◆ **Aim of the exercise**:
Your answer must consist solely of the number of lines that contain the word "color".

◆ **Input for this task**:
--- begin ---
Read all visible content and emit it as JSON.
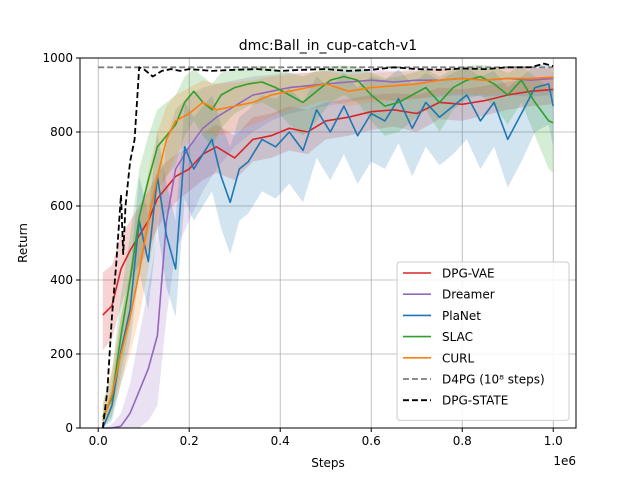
{
  "chart_data": {
    "type": "line",
    "title": "dmc:Ball_in_cup-catch-v1",
    "xlabel": "Steps",
    "ylabel": "Return",
    "x_offset_label": "1e6",
    "xlim": [
      -0.04,
      1.05
    ],
    "ylim": [
      0,
      1000
    ],
    "x_ticks": [
      0.0,
      0.2,
      0.4,
      0.6,
      0.8,
      1.0
    ],
    "x_tick_labels": [
      "0.0",
      "0.2",
      "0.4",
      "0.6",
      "0.8",
      "1.0"
    ],
    "y_ticks": [
      0,
      200,
      400,
      600,
      800,
      1000
    ],
    "y_tick_labels": [
      "0",
      "200",
      "400",
      "600",
      "800",
      "1000"
    ],
    "grid": true,
    "legend_position": "lower right",
    "series": [
      {
        "name": "DPG-VAE",
        "color": "#d62728",
        "style": "solid",
        "x": [
          0.01,
          0.03,
          0.05,
          0.07,
          0.09,
          0.11,
          0.13,
          0.15,
          0.17,
          0.2,
          0.23,
          0.26,
          0.3,
          0.34,
          0.38,
          0.42,
          0.46,
          0.5,
          0.55,
          0.6,
          0.65,
          0.7,
          0.75,
          0.8,
          0.85,
          0.9,
          0.95,
          1.0
        ],
        "y": [
          305,
          330,
          430,
          480,
          520,
          560,
          620,
          650,
          680,
          700,
          740,
          760,
          730,
          780,
          790,
          810,
          800,
          830,
          840,
          855,
          860,
          850,
          880,
          875,
          885,
          900,
          910,
          915
        ],
        "band_low": [
          210,
          240,
          330,
          400,
          440,
          480,
          540,
          580,
          610,
          640,
          670,
          690,
          670,
          720,
          730,
          750,
          740,
          780,
          790,
          805,
          815,
          800,
          835,
          830,
          845,
          860,
          870,
          875
        ],
        "band_high": [
          420,
          440,
          520,
          560,
          600,
          640,
          690,
          720,
          740,
          760,
          800,
          820,
          790,
          840,
          850,
          870,
          860,
          880,
          890,
          900,
          905,
          900,
          920,
          915,
          925,
          935,
          945,
          950
        ]
      },
      {
        "name": "Dreamer",
        "color": "#9467bd",
        "style": "solid",
        "x": [
          0.01,
          0.03,
          0.05,
          0.07,
          0.09,
          0.11,
          0.13,
          0.15,
          0.17,
          0.2,
          0.23,
          0.26,
          0.3,
          0.34,
          0.38,
          0.42,
          0.46,
          0.5,
          0.55,
          0.6,
          0.65,
          0.7,
          0.75,
          0.8,
          0.85,
          0.9,
          0.95,
          1.0
        ],
        "y": [
          0,
          0,
          5,
          40,
          100,
          160,
          250,
          560,
          700,
          760,
          810,
          840,
          870,
          900,
          910,
          920,
          925,
          930,
          935,
          940,
          935,
          940,
          940,
          945,
          940,
          945,
          940,
          945
        ],
        "band_low": [
          0,
          0,
          0,
          0,
          0,
          20,
          60,
          300,
          480,
          560,
          640,
          700,
          760,
          800,
          830,
          850,
          860,
          870,
          880,
          890,
          885,
          890,
          895,
          900,
          895,
          900,
          895,
          900
        ],
        "band_high": [
          0,
          10,
          40,
          120,
          250,
          380,
          520,
          780,
          860,
          900,
          920,
          930,
          940,
          950,
          955,
          960,
          960,
          965,
          965,
          970,
          965,
          968,
          970,
          972,
          970,
          972,
          970,
          972
        ]
      },
      {
        "name": "PlaNet",
        "color": "#1f77b4",
        "style": "solid",
        "x": [
          0.01,
          0.03,
          0.05,
          0.07,
          0.09,
          0.11,
          0.13,
          0.15,
          0.17,
          0.19,
          0.21,
          0.23,
          0.25,
          0.27,
          0.29,
          0.31,
          0.33,
          0.36,
          0.39,
          0.42,
          0.45,
          0.48,
          0.51,
          0.54,
          0.57,
          0.6,
          0.63,
          0.66,
          0.69,
          0.72,
          0.75,
          0.78,
          0.81,
          0.84,
          0.87,
          0.9,
          0.93,
          0.96,
          0.99,
          1.0
        ],
        "y": [
          0,
          60,
          210,
          320,
          560,
          450,
          680,
          520,
          430,
          760,
          700,
          740,
          780,
          680,
          610,
          700,
          720,
          780,
          760,
          800,
          750,
          860,
          800,
          870,
          790,
          850,
          830,
          890,
          810,
          880,
          840,
          870,
          900,
          830,
          880,
          780,
          850,
          920,
          930,
          870
        ],
        "band_low": [
          0,
          20,
          120,
          230,
          420,
          320,
          540,
          380,
          300,
          620,
          560,
          600,
          640,
          540,
          470,
          560,
          580,
          640,
          620,
          660,
          610,
          730,
          670,
          740,
          660,
          720,
          700,
          770,
          680,
          760,
          710,
          740,
          780,
          700,
          760,
          650,
          720,
          800,
          820,
          760
        ],
        "band_high": [
          10,
          120,
          300,
          420,
          680,
          580,
          800,
          660,
          560,
          880,
          840,
          870,
          900,
          820,
          760,
          840,
          860,
          900,
          890,
          920,
          880,
          950,
          920,
          960,
          920,
          950,
          940,
          970,
          930,
          960,
          940,
          960,
          975,
          950,
          965,
          920,
          950,
          980,
          985,
          960
        ]
      },
      {
        "name": "SLAC",
        "color": "#2ca02c",
        "style": "solid",
        "x": [
          0.01,
          0.03,
          0.05,
          0.07,
          0.09,
          0.11,
          0.13,
          0.15,
          0.17,
          0.19,
          0.21,
          0.23,
          0.25,
          0.27,
          0.3,
          0.33,
          0.36,
          0.39,
          0.42,
          0.45,
          0.48,
          0.51,
          0.54,
          0.57,
          0.6,
          0.63,
          0.66,
          0.69,
          0.72,
          0.75,
          0.78,
          0.81,
          0.84,
          0.87,
          0.9,
          0.93,
          0.96,
          0.99,
          1.0
        ],
        "y": [
          30,
          80,
          250,
          400,
          570,
          670,
          760,
          790,
          820,
          880,
          910,
          880,
          860,
          900,
          920,
          930,
          935,
          920,
          900,
          880,
          910,
          940,
          950,
          940,
          900,
          870,
          880,
          900,
          920,
          880,
          920,
          940,
          950,
          930,
          900,
          940,
          880,
          830,
          825
        ],
        "band_low": [
          0,
          30,
          150,
          280,
          430,
          530,
          640,
          680,
          710,
          790,
          830,
          790,
          760,
          810,
          850,
          870,
          880,
          860,
          820,
          790,
          830,
          880,
          900,
          880,
          830,
          790,
          800,
          830,
          860,
          800,
          860,
          890,
          900,
          870,
          820,
          880,
          790,
          700,
          690
        ],
        "band_high": [
          70,
          150,
          360,
          520,
          700,
          790,
          860,
          880,
          900,
          950,
          970,
          950,
          930,
          960,
          970,
          975,
          978,
          970,
          960,
          950,
          965,
          978,
          980,
          975,
          960,
          945,
          950,
          960,
          970,
          950,
          970,
          978,
          982,
          975,
          960,
          978,
          950,
          920,
          915
        ]
      },
      {
        "name": "CURL",
        "color": "#ff7f0e",
        "style": "solid",
        "x": [
          0.01,
          0.03,
          0.05,
          0.07,
          0.09,
          0.11,
          0.13,
          0.15,
          0.17,
          0.2,
          0.23,
          0.26,
          0.3,
          0.34,
          0.38,
          0.42,
          0.46,
          0.5,
          0.55,
          0.6,
          0.65,
          0.7,
          0.75,
          0.8,
          0.85,
          0.9,
          0.95,
          1.0
        ],
        "y": [
          20,
          90,
          200,
          300,
          420,
          560,
          680,
          780,
          830,
          850,
          880,
          860,
          870,
          880,
          900,
          910,
          920,
          930,
          910,
          920,
          925,
          930,
          940,
          945,
          940,
          945,
          945,
          948
        ],
        "band_low": [
          0,
          40,
          120,
          200,
          300,
          430,
          560,
          680,
          740,
          770,
          800,
          790,
          800,
          820,
          840,
          860,
          870,
          885,
          870,
          880,
          885,
          890,
          900,
          905,
          900,
          905,
          905,
          908
        ],
        "band_high": [
          60,
          160,
          300,
          420,
          560,
          690,
          800,
          870,
          900,
          920,
          940,
          930,
          935,
          940,
          950,
          955,
          960,
          965,
          955,
          960,
          962,
          965,
          970,
          972,
          970,
          972,
          972,
          974
        ]
      },
      {
        "name": "D4PG (10⁸ steps)",
        "color": "#7f7f7f",
        "style": "dashed",
        "x": [
          0.0,
          1.0
        ],
        "y": [
          975,
          975
        ]
      },
      {
        "name": "DPG-STATE",
        "color": "#000000",
        "style": "dashed",
        "x": [
          0.01,
          0.02,
          0.03,
          0.04,
          0.05,
          0.055,
          0.06,
          0.07,
          0.08,
          0.09,
          0.1,
          0.12,
          0.14,
          0.16,
          0.18,
          0.2,
          0.25,
          0.3,
          0.35,
          0.4,
          0.45,
          0.5,
          0.55,
          0.6,
          0.65,
          0.7,
          0.75,
          0.8,
          0.85,
          0.9,
          0.95,
          0.98,
          1.0
        ],
        "y": [
          0,
          100,
          300,
          450,
          630,
          470,
          600,
          720,
          780,
          975,
          970,
          950,
          965,
          970,
          965,
          970,
          965,
          968,
          970,
          965,
          968,
          970,
          965,
          968,
          975,
          970,
          968,
          972,
          970,
          975,
          975,
          985,
          978
        ]
      }
    ]
  }
}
--- end ---
◆ **Reply to the task**:
7